# Exercise aim
Report how many lines in the records hold the string "label"; give the number and nothing else.

# Given information
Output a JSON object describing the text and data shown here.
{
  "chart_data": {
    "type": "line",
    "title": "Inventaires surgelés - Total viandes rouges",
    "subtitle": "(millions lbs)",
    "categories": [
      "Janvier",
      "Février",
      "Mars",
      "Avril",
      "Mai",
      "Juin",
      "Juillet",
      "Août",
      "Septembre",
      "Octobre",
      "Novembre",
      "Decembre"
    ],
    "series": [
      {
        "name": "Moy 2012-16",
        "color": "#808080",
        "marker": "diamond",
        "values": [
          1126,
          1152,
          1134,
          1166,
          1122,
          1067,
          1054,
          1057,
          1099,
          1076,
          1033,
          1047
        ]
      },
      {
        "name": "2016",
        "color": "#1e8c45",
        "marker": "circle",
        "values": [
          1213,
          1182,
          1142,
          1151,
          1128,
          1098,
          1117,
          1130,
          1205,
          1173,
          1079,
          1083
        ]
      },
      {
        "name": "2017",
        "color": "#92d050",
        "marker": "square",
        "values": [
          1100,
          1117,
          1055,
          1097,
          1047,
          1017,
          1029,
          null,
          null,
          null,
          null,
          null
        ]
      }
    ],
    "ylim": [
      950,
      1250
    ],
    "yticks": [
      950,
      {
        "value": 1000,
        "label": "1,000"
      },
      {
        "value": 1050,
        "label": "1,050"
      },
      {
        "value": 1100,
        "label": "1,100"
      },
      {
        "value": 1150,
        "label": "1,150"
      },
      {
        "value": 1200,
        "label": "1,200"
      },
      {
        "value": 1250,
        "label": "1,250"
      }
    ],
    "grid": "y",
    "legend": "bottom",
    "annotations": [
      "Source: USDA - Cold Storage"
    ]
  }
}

# Response for this exercise
6